-- BEGIN RECORDED DATA --

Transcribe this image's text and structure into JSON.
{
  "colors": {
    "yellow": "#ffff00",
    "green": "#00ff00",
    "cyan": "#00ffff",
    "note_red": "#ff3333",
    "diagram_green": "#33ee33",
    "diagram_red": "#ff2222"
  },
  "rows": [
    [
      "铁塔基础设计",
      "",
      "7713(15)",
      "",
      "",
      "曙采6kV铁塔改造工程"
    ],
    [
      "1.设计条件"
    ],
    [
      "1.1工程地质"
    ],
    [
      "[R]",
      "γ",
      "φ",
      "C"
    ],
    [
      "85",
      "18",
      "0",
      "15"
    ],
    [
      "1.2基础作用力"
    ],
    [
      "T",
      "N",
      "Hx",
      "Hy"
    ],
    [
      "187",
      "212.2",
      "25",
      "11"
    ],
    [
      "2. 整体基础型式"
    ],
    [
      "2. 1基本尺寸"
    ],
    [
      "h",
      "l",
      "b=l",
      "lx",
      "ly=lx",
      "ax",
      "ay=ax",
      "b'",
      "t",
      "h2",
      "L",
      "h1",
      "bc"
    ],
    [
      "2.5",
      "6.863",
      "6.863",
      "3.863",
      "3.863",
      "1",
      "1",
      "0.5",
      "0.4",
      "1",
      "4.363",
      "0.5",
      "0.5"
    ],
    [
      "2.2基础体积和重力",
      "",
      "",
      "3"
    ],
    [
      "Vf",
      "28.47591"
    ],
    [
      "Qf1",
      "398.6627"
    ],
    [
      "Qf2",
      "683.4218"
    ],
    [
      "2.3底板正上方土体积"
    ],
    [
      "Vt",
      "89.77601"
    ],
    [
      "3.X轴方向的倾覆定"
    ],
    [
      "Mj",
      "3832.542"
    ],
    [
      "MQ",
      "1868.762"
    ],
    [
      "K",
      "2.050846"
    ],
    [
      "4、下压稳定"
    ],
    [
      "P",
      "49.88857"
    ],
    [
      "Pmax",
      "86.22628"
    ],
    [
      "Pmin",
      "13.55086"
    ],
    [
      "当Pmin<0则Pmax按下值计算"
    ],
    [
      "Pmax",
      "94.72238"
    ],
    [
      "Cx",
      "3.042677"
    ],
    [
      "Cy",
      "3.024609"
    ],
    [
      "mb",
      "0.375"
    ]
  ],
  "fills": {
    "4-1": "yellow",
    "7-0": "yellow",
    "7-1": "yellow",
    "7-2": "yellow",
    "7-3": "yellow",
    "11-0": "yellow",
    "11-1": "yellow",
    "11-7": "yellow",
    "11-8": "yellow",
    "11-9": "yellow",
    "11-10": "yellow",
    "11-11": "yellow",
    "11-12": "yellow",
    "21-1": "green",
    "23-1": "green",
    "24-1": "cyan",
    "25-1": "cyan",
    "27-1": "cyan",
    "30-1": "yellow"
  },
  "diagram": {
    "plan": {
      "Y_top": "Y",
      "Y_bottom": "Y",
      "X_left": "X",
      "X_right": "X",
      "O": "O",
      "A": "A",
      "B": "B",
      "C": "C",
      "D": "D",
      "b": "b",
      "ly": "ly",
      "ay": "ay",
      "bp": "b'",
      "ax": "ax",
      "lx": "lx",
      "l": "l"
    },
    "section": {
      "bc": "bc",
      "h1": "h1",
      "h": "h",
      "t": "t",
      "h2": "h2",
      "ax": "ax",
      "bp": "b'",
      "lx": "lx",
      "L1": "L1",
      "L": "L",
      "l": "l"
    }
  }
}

-- END RECORDED DATA --

The listing above should be transcribed in full, exactly as written.

Transcribe this image's text and structure into JSON.
{
  "colors": {
    "yellow": "#ffff00",
    "green": "#00ff00",
    "cyan": "#00ffff",
    "note_red": "#ff3333",
    "diagram_green": "#33ee33",
    "diagram_red": "#ff2222"
  },
  "rows": [
    [
      "铁塔基础设计",
      "",
      "7713(15)",
      "",
      "",
      "曙采6kV铁塔改造工程"
    ],
    [
      "1.设计条件"
    ],
    [
      "1.1工程地质"
    ],
    [
      "[R]",
      "γ",
      "φ",
      "C"
    ],
    [
      "85",
      "18",
      "0",
      "15"
    ],
    [
      "1.2基础作用力"
    ],
    [
      "T",
      "N",
      "Hx",
      "Hy"
    ],
    [
      "187",
      "212.2",
      "25",
      "11"
    ],
    [
      "2. 整体基础型式"
    ],
    [
      "2. 1基本尺寸"
    ],
    [
      "h",
      "l",
      "b=l",
      "lx",
      "ly=lx",
      "ax",
      "ay=ax",
      "b'",
      "t",
      "h2",
      "L",
      "h1",
      "bc"
    ],
    [
      "2.5",
      "6.863",
      "6.863",
      "3.863",
      "3.863",
      "1",
      "1",
      "0.5",
      "0.4",
      "1",
      "4.363",
      "0.5",
      "0.5"
    ],
    [
      "2.2基础体积和重力",
      "",
      "",
      "3"
    ],
    [
      "Vf",
      "28.47591"
    ],
    [
      "Qf1",
      "398.6627"
    ],
    [
      "Qf2",
      "683.4218"
    ],
    [
      "2.3底板正上方土体积"
    ],
    [
      "Vt",
      "89.77601"
    ],
    [
      "3.X轴方向的倾覆定"
    ],
    [
      "Mj",
      "3832.542"
    ],
    [
      "MQ",
      "1868.762"
    ],
    [
      "K",
      "2.050846"
    ],
    [
      "4、下压稳定"
    ],
    [
      "P",
      "49.88857"
    ],
    [
      "Pmax",
      "86.22628"
    ],
    [
      "Pmin",
      "13.55086"
    ],
    [
      "当Pmin<0则Pmax按下值计算"
    ],
    [
      "Pmax",
      "94.72238"
    ],
    [
      "Cx",
      "3.042677"
    ],
    [
      "Cy",
      "3.024609"
    ],
    [
      "mb",
      "0.375"
    ]
  ],
  "fills": {
    "4-1": "yellow",
    "7-0": "yellow",
    "7-1": "yellow",
    "7-2": "yellow",
    "7-3": "yellow",
    "11-0": "yellow",
    "11-1": "yellow",
    "11-7": "yellow",
    "11-8": "yellow",
    "11-9": "yellow",
    "11-10": "yellow",
    "11-11": "yellow",
    "11-12": "yellow",
    "21-1": "green",
    "23-1": "green",
    "24-1": "cyan",
    "25-1": "cyan",
    "27-1": "cyan",
    "30-1": "yellow"
  },
  "diagram": {
    "plan": {
      "Y_top": "Y",
      "Y_bottom": "Y",
      "X_left": "X",
      "X_right": "X",
      "O": "O",
      "A": "A",
      "B": "B",
      "C": "C",
      "D": "D",
      "b": "b",
      "ly": "ly",
      "ay": "ay",
      "bp": "b'",
      "ax": "ax",
      "lx": "lx",
      "l": "l"
    },
    "section": {
      "bc": "bc",
      "h1": "h1",
      "h": "h",
      "t": "t",
      "h2": "h2",
      "ax": "ax",
      "bp": "b'",
      "lx": "lx",
      "L1": "L1",
      "L": "L",
      "l": "l"
    }
  }
}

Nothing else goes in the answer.